SOURCE MATERIAL:
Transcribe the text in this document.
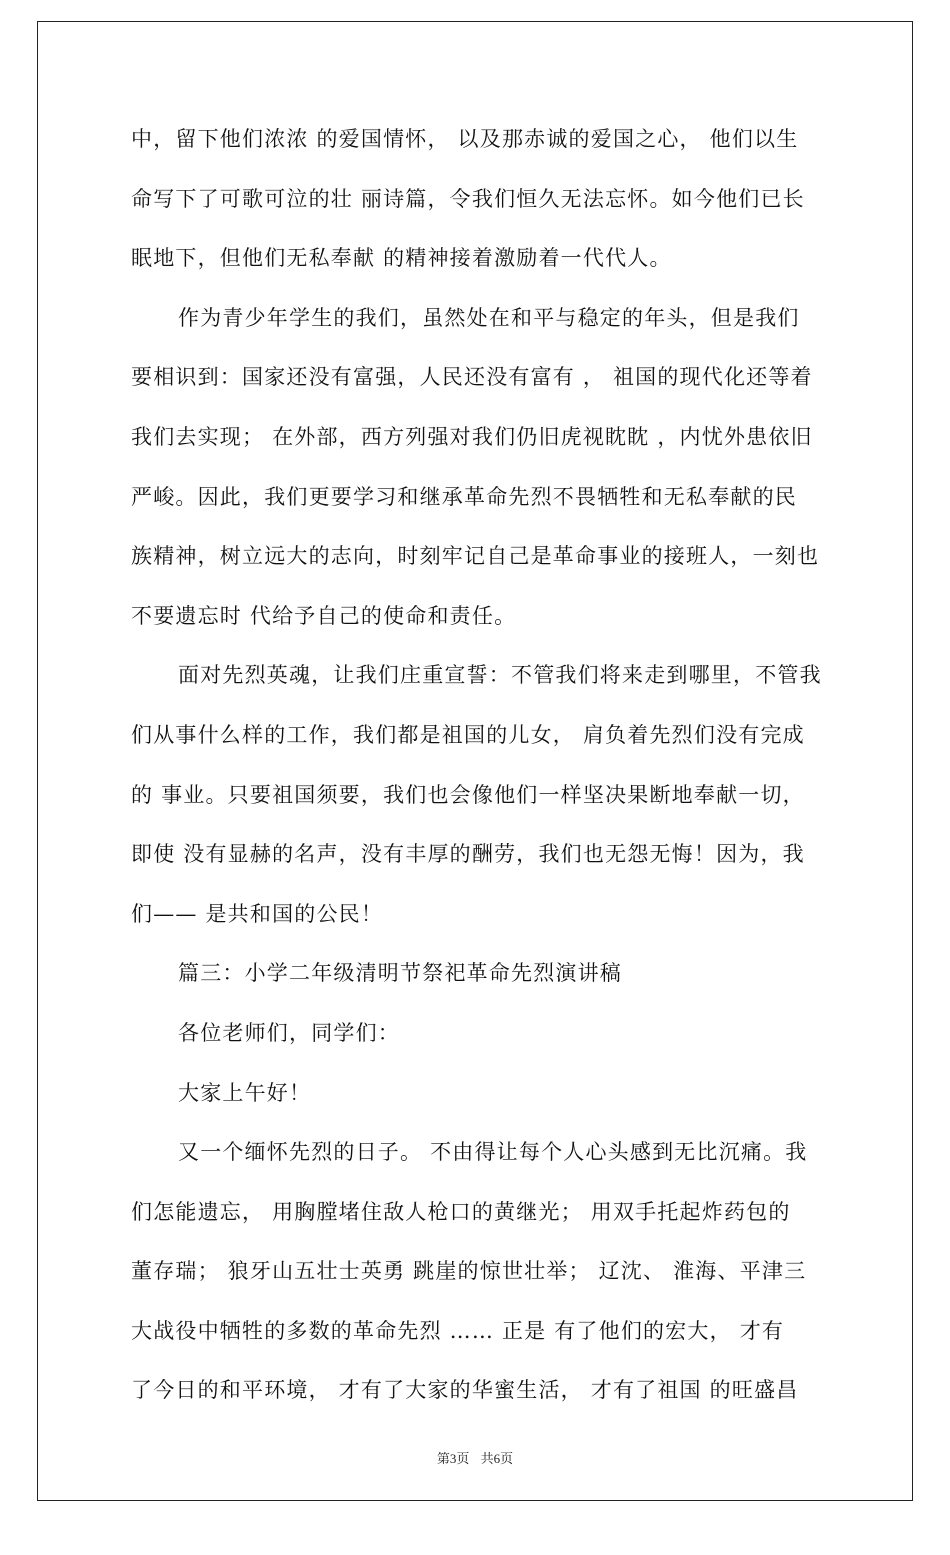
中，留下他们浓浓 的爱国情怀， 以及那赤诚的爱国之心， 他们以生
命写下了可歌可泣的壮 丽诗篇，令我们恒久无法忘怀。如今他们已长
眠地下，但他们无私奉献 的精神接着激励着一代代人。
作为青少年学生的我们，虽然处在和平与稳定的年头，但是我们
要相识到：国家还没有富强，人民还没有富有 ， 祖国的现代化还等着
我们去实现； 在外部，西方列强对我们仍旧虎视眈眈 ，内忧外患依旧
严峻。因此，我们更要学习和继承革命先烈不畏牺牲和无私奉献的民
族精神，树立远大的志向，时刻牢记自己是革命事业的接班人，一刻也
不要遗忘时 代给予自己的使命和责任。
面对先烈英魂，让我们庄重宣誓：不管我们将来走到哪里，不管我
们从事什么样的工作，我们都是祖国的儿女， 肩负着先烈们没有完成
的 事业。只要祖国须要，我们也会像他们一样坚决果断地奉献一切，
即使 没有显赫的名声，没有丰厚的酬劳，我们也无怨无悔！因为，我
们—— 是共和国的公民！
篇三：小学二年级清明节祭祀革命先烈演讲稿
各位老师们，同学们：
大家上午好！
又一个缅怀先烈的日子。 不由得让每个人心头感到无比沉痛。我
们怎能遗忘， 用胸膛堵住敌人枪口的黄继光； 用双手托起炸药包的
董存瑞； 狼牙山五壮士英勇 跳崖的惊世壮举； 辽沈、 淮海、平津三
大战役中牺牲的多数的革命先烈 …… 正是 有了他们的宏大， 才有
了今日的和平环境， 才有了大家的华蜜生活， 才有了祖国 的旺盛昌
第3页 共6页
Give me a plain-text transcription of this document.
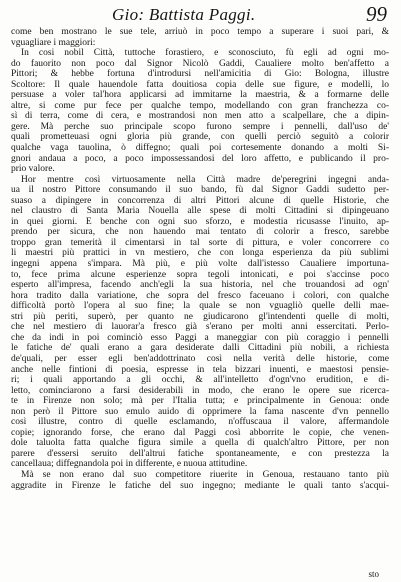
Gio: Battista Paggi.	99
come ben mostrano le sue tele, arriuò in poco tempo a superare i suoi pari, &
vguagliare i maggiori:
In cosi nobil Città, tuttoche forastiero, e sconosciuto, fù egli ad ogni mo-
do fauorito non poco dal Signor Nicolò Gaddi, Caualiere molto ben'affetto a
Pittori; & hebbe fortuna d'introdursi nell'amicitia di Gio: Bologna, illustre
Scoltore: Il quale hauendole fatta douitiosa copia delle sue figure, e modelli, lo
persuase a voler tal'hora applicarsi ad immitarne la maestria, & a formarne delle
altre, si come pur fece per qualche tempo, modellando con gran franchezza co-
sì di terra, come di cera, e mostrandosi non men atto a scalpellare, che a dipin-
gere. Mà perche suo principale scopo furono sempre i pennelli, dall'uso de'
quali prometteuasi ogni gloria più grande, con quelli perciò seguitò a colorir
qualche vaga tauolina, ò diffegno; quali poi cortesemente donando a molti Si-
gnori andaua a poco, a poco impossessandosi del loro affetto, e publicando il pro-
prio valore.
Hor mentre così virtuosamente nella Città madre de'peregrini ingegni anda-
ua il nostro Pittore consumando il suo bando, fù dal Signor Gaddi sudetto per-
suaso a dipingere in concorrenza di altri Pittori alcune di quelle Historie, che
nel claustro di Santa Maria Nouella alle spese di molti Cittadini si dipingeuano
in quei giorni. E benche con ogni suo sforzo, e modestia ricusasse l'inuito, ap-
prendo per sicura, che non hauendo mai tentato di colorir a fresco, sarebbe
troppo gran temerità il cimentarsi in tal sorte di pittura, e voler concorrere co
li maestri più prattici in vn mestiero, che con longa esperienza da più sublimi
ingegni appena s'impara. Mà più, e più volte dall'istesso Caualiere importuna-
to, fece prima alcune esperienze sopra tegoli intonicati, e poi s'accinse poco
esperto all'impresa, facendo anch'egli la sua historia, nel che trouandosi ad ogn'
hora tradito dalla variatione, che sopra del fresco faceuano i colori, con qualche
difficoltà portò l'opera al suo fine; la quale se non vguagliò quelle delli mae-
stri più periti, superò, per quanto ne giudicarono gl'intendenti quelle di molti,
che nel mestiero di lauorar'a fresco già s'erano per molti anni essercitati. Perlo-
che da indi in poi cominciò esso Paggi a maneggiar con più coraggio i pennelli
le fatiche de' quali erano a gara desiderate dalli Cittadini più nobili, a richiesta
de'quali, per esser egli ben'addottrinato così nella verità delle historie, come
anche nelle fintioni di poesia, espresse in tela bizzari inuenti, e maestosi pensie-
ri; i quali apportando a gli occhi, & all'intelletto d'ogn'vno erudition, e di-
letto, cominciarono a farsi desiderabili in modo, che erano le opere sue ricerca-
te in Firenze non solo; mà per l'Italia tutta; e principalmente in Genoua: onde
non però il Pittore suo emulo auido di opprimere la fama nascente d'vn pennello
così illustre, contro di quelle esclamando, n'offuscaua il valore, affermandole
copie; ignorando forse, che erano dal Paggi così abborrite le copie, che venen-
dole taluolta fatta qualche figura simile a quella di qualch'altro Pittore, per non
parere d'essersi seruito dell'altrui fatiche spontaneamente, e con prestezza la
cancellaua; diffegnandola poi in differente, e nuoua attitudine.
Mà se non erano dal suo competitore riuerite in Genoua, restauano tanto più
aggradite in Firenze le fatiche del suo ingegno; mediante le quali tanto s'acqui-
sto
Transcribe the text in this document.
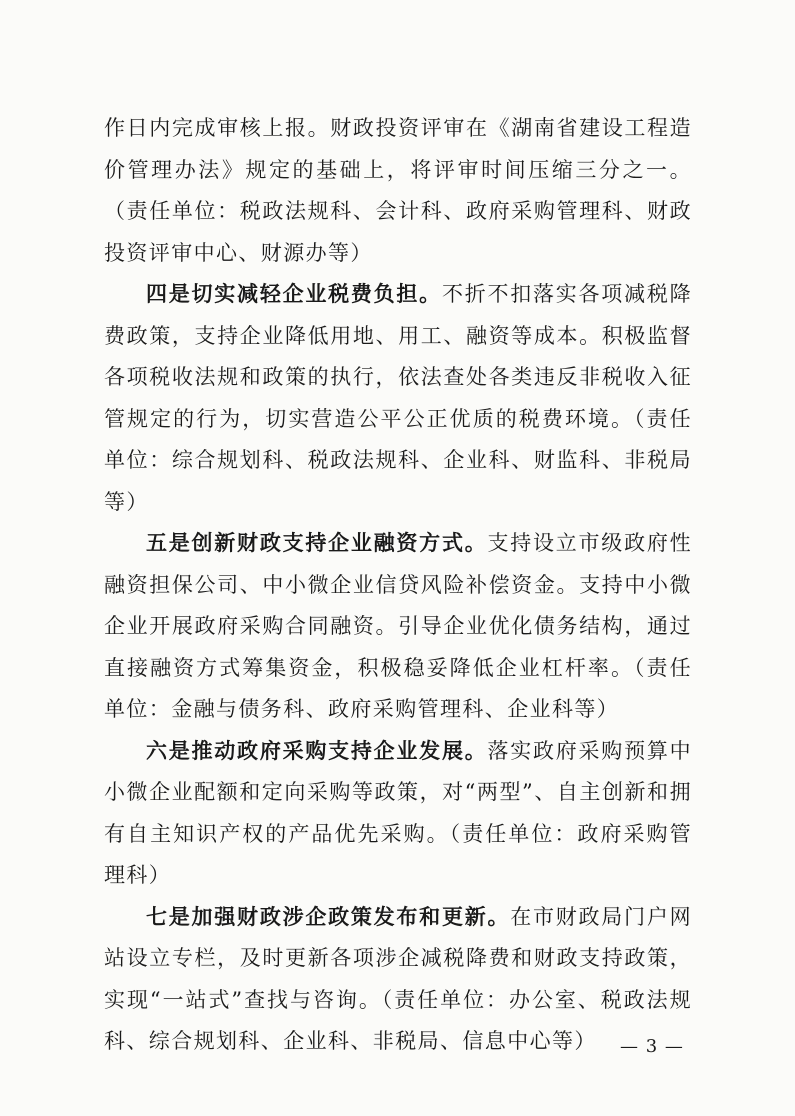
作日内完成审核上报。财政投资评审在《湖南省建设工程造价管理办法》规定的基础上，将评审时间压缩三分之一。（责任单位：税政法规科、会计科、政府采购管理科、财政投资评审中心、财源办等）

四是切实减轻企业税费负担。不折不扣落实各项减税降费政策，支持企业降低用地、用工、融资等成本。积极监督各项税收法规和政策的执行，依法查处各类违反非税收入征管规定的行为，切实营造公平公正优质的税费环境。（责任单位：综合规划科、税政法规科、企业科、财监科、非税局等）

五是创新财政支持企业融资方式。支持设立市级政府性融资担保公司、中小微企业信贷风险补偿资金。支持中小微企业开展政府采购合同融资。引导企业优化债务结构，通过直接融资方式筹集资金，积极稳妥降低企业杠杆率。（责任单位：金融与债务科、政府采购管理科、企业科等）

六是推动政府采购支持企业发展。落实政府采购预算中小微企业配额和定向采购等政策，对“两型”、自主创新和拥有自主知识产权的产品优先采购。（责任单位：政府采购管理科）

七是加强财政涉企政策发布和更新。在市财政局门户网站设立专栏，及时更新各项涉企减税降费和财政支持政策，实现“一站式”查找与咨询。（责任单位：办公室、税政法规科、综合规划科、企业科、非税局、信息中心等）	— 3 —
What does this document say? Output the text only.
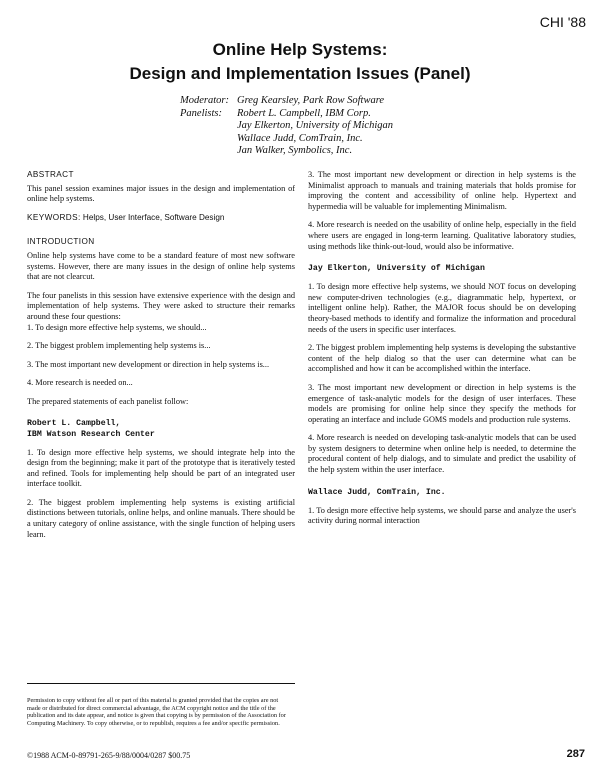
CHI '88
Online Help Systems:
Design and Implementation Issues (Panel)
Moderator: Greg Kearsley, Park Row Software
Panelists:	Robert L. Campbell, IBM Corp.
Jay Elkerton, University of Michigan
Wallace Judd, ComTrain, Inc.
Jan Walker, Symbolics, Inc.
ABSTRACT

This panel session examines major issues in the design and implementation of online help systems.

KEYWORDS: Helps, User Interface, Software Design
INTRODUCTION

Online help systems have come to be a standard feature of most new software systems. However, there are many issues in the design of online help systems that are not clearcut.

The four panelists in this session have extensive experience with the design and implementation of help systems. They were asked to structure their remarks around these four questions:

1. To design more effective help systems, we should...

2. The biggest problem implementing help systems is...

3. The most important new development or direction in help systems is...

4. More research is needed on...

The prepared statements of each panelist follow:

Robert L. Campbell,
IBM Watson Research Center

1. To design more effective help systems, we should integrate help into the design from the beginning; make it part of the prototype that is iteratively tested and refined. Tools for implementing help should be part of an integrated user interface toolkit.

2. The biggest problem implementing help systems is existing artificial distinctions between tutorials, online helps, and online manuals. There should be a unitary category of online assistance, with the single function of helping users learn.

Permission to copy without fee all or part of this material is granted provided that the copies are not made or distributed for direct commercial advantage, the ACM copyright notice and the title of the publication and its date appear, and notice is given that copying is by permission of the Association for Computing Machinery. To copy otherwise, or to republish, requires a fee and/or specific permission.
©1988 ACM-0-89791-265-9/88/0004/0287 $00.75

3. The most important new development or direction in help systems is the Minimalist approach to manuals and training materials that holds promise for improving the content and accessibility of online help. Hypertext and hypermedia will be valuable for implementing Minimalism.

4. More research is needed on the usability of online help, especially in the field where users are engaged in long-term learning. Qualitative laboratory studies, using methods like think-out-loud, would also be informative.

Jay Elkerton, University of Michigan

1. To design more effective help systems, we should NOT focus on developing new computer-driven technologies (e.g., diagrammatic help, hypertext, or intelligent online help). Rather, the MAJOR focus should be on developing theory-based methods to identify and formalize the information and procedural needs of the users in specific user interfaces.

2. The biggest problem implementing help systems is developing the substantive content of the help dialog so that the user can determine what can be accomplished and how it can be accomplished within the interface.

3. The most important new development or direction in help systems is the emergence of task-analytic models for the design of user interfaces. These models are promising for online help since they specify the methods for operating an interface and include GOMS models and production rule systems.

4. More research is needed on developing task-analytic models that can be used by system designers to determine when online help is needed, to determine the procedural content of help dialogs, and to simulate and predict the usability of the help system within the user interface.

Wallace Judd, ComTrain, Inc.

1. To design more effective help systems, we should parse and analyze the user's activity during normal interaction

287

EXERCISE INSTRUCTIONS: Pull out every line in the data above that has the word "Genoua".

REPLY:
te in Firenze non solo; mà per l'Italia tutta; e principalmente in Genoua: onde
Mà se non erano dal suo competitore riuerite in Genoua, restauano tanto più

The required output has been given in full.